__Problem to solve__
Your task is to repeat all of the material exactly.

__Data for this task__

★ ★ ★ ★

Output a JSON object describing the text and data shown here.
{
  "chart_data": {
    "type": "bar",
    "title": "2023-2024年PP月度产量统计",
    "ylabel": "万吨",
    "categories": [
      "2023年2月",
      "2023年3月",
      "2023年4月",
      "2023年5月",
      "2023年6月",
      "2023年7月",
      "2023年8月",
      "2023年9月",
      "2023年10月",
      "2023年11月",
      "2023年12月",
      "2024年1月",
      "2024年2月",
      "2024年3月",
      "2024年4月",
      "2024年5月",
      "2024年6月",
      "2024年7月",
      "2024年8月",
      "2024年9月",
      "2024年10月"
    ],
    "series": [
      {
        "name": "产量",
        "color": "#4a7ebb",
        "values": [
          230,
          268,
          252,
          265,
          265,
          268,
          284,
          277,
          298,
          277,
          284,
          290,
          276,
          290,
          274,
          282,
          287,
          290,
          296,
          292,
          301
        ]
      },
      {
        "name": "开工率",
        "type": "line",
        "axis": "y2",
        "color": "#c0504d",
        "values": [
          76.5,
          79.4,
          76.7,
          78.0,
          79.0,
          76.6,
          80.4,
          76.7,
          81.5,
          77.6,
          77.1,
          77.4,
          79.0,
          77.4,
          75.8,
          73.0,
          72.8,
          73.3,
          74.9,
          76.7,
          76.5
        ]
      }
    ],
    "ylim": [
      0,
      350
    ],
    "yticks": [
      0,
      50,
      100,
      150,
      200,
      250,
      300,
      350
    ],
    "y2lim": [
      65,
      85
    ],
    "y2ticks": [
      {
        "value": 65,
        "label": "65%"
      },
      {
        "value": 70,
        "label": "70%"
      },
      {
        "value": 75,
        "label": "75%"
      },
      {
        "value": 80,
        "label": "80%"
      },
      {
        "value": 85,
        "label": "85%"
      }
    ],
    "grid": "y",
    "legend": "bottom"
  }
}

★ ★ ★ ★

__Exercise solution__
Output a JSON object describing the text and data shown here.
{
  "chart_data": {
    "type": "bar",
    "title": "2023-2024年PP月度产量统计",
    "ylabel": "万吨",
    "categories": [
      "2023年2月",
      "2023年3月",
      "2023年4月",
      "2023年5月",
      "2023年6月",
      "2023年7月",
      "2023年8月",
      "2023年9月",
      "2023年10月",
      "2023年11月",
      "2023年12月",
      "2024年1月",
      "2024年2月",
      "2024年3月",
      "2024年4月",
      "2024年5月",
      "2024年6月",
      "2024年7月",
      "2024年8月",
      "2024年9月",
      "2024年10月"
    ],
    "series": [
      {
        "name": "产量",
        "color": "#4a7ebb",
        "values": [
          230,
          268,
          252,
          265,
          265,
          268,
          284,
          277,
          298,
          277,
          284,
          290,
          276,
          290,
          274,
          282,
          287,
          290,
          296,
          292,
          301
        ]
      },
      {
        "name": "开工率",
        "type": "line",
        "axis": "y2",
        "color": "#c0504d",
        "values": [
          76.5,
          79.4,
          76.7,
          78.0,
          79.0,
          76.6,
          80.4,
          76.7,
          81.5,
          77.6,
          77.1,
          77.4,
          79.0,
          77.4,
          75.8,
          73.0,
          72.8,
          73.3,
          74.9,
          76.7,
          76.5
        ]
      }
    ],
    "ylim": [
      0,
      350
    ],
    "yticks": [
      0,
      50,
      100,
      150,
      200,
      250,
      300,
      350
    ],
    "y2lim": [
      65,
      85
    ],
    "y2ticks": [
      {
        "value": 65,
        "label": "65%"
      },
      {
        "value": 70,
        "label": "70%"
      },
      {
        "value": 75,
        "label": "75%"
      },
      {
        "value": 80,
        "label": "80%"
      },
      {
        "value": 85,
        "label": "85%"
      }
    ],
    "grid": "y",
    "legend": "bottom"
  }
}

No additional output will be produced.